------ Given records ------

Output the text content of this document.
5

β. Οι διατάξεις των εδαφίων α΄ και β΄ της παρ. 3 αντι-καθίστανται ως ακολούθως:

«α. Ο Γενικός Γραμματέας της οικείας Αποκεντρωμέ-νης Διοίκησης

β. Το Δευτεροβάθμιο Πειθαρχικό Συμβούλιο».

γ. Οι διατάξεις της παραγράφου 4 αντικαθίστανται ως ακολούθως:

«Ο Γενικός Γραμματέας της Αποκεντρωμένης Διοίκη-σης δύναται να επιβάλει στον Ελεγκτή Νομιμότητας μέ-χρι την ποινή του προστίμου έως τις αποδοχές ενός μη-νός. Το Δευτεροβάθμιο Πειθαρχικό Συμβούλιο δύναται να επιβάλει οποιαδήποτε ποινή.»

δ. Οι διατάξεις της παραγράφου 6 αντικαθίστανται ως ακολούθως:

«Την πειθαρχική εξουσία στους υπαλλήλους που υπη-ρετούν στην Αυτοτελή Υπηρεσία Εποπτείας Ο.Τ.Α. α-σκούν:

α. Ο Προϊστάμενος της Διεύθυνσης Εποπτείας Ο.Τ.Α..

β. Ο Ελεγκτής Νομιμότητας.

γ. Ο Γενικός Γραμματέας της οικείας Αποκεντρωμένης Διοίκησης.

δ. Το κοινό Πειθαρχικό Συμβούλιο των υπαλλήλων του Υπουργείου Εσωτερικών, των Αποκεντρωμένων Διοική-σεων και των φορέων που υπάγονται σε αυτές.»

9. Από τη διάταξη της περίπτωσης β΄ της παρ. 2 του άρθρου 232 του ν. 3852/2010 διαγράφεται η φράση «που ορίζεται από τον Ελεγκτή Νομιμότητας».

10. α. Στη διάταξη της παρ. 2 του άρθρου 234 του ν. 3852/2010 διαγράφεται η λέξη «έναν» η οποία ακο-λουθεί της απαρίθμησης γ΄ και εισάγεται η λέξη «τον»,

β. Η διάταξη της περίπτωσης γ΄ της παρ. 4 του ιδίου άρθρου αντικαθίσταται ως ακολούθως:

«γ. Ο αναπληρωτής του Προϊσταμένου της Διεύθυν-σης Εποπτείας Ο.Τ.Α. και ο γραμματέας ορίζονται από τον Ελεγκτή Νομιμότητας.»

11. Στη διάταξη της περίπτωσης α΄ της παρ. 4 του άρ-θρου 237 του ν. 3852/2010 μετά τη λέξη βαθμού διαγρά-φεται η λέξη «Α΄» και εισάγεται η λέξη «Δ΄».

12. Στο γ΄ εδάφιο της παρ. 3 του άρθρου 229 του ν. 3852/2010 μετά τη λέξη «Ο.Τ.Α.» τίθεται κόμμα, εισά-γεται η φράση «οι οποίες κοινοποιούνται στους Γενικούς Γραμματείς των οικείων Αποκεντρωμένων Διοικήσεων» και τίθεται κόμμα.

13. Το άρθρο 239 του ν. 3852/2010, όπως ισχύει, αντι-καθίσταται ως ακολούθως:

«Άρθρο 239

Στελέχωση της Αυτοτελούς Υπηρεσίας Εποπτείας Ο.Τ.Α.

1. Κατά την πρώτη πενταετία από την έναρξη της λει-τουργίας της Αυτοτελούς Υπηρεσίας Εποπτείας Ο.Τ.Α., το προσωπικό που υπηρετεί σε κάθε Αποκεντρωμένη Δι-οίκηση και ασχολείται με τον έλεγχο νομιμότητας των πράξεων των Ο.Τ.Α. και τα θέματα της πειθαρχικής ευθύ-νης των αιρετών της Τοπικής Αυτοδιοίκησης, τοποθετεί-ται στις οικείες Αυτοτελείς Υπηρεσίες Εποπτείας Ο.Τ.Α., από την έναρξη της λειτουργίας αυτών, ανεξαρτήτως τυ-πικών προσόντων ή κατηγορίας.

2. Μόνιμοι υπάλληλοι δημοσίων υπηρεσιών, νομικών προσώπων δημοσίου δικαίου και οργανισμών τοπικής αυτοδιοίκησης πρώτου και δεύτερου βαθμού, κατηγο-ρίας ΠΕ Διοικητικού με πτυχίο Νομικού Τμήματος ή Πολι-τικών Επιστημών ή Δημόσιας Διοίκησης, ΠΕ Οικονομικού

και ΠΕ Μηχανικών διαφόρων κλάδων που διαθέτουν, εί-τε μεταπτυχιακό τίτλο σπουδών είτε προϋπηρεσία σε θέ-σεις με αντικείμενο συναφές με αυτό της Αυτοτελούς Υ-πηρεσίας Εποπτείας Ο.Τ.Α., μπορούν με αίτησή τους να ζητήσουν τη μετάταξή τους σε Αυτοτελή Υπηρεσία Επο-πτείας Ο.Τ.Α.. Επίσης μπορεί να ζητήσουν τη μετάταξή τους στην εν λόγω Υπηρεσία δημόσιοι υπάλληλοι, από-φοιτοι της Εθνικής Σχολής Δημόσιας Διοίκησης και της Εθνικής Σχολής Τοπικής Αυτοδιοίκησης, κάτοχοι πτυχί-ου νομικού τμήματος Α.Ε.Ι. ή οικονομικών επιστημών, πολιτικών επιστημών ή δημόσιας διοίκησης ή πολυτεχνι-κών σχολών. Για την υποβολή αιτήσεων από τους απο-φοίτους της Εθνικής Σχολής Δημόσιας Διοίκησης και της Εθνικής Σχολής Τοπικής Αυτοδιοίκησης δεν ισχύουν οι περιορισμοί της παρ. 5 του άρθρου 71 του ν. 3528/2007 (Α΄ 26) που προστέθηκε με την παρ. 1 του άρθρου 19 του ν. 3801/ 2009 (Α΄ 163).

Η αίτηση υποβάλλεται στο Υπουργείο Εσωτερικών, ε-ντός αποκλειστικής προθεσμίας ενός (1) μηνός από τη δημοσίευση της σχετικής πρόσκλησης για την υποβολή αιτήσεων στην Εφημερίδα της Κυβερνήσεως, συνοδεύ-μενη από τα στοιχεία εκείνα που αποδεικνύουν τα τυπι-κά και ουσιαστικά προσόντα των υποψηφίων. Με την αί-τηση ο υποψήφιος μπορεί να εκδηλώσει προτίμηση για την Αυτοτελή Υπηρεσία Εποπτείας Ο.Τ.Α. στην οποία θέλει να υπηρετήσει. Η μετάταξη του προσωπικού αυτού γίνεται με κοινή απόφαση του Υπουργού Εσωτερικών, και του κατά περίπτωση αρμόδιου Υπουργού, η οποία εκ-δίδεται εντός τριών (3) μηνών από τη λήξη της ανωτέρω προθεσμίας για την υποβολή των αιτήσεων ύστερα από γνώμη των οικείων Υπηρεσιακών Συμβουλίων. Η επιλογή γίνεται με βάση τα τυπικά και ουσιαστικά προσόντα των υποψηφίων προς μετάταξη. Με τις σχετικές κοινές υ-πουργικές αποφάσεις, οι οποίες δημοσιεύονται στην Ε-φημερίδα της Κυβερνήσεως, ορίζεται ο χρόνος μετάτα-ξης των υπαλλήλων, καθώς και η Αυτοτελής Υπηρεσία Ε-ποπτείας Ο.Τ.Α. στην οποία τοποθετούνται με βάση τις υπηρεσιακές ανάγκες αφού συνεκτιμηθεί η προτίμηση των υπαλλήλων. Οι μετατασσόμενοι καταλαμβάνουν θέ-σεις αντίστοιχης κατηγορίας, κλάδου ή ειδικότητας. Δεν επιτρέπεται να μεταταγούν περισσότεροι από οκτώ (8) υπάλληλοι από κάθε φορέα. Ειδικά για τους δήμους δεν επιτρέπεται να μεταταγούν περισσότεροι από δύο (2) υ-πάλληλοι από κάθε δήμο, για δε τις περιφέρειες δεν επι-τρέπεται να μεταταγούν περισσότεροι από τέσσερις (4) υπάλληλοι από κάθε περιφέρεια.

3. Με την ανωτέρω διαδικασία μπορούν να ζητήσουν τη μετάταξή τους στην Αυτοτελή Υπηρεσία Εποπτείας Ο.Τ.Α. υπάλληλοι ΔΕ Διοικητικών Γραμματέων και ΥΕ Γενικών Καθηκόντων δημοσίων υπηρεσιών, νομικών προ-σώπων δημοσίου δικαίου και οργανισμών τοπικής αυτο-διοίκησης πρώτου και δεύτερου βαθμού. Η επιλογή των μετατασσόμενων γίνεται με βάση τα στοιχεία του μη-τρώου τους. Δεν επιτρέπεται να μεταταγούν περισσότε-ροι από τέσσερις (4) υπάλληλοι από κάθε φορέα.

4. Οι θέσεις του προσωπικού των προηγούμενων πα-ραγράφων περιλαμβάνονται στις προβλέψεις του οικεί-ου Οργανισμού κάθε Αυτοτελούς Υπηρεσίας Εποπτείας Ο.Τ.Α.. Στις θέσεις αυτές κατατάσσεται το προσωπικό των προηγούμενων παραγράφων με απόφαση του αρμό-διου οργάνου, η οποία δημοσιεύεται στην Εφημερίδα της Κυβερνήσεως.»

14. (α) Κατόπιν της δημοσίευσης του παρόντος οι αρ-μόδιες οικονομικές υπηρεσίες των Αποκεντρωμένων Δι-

------

[Problem to work on] Find the lines holding "παραγράφου" and list every one.

[Solution]
γ. Οι διατάξεις της παραγράφου 4 αντικαθίστανται ως ακολούθως:
δ. Οι διατάξεις της παραγράφου 6 αντικαθίστανται ως ακολούθως:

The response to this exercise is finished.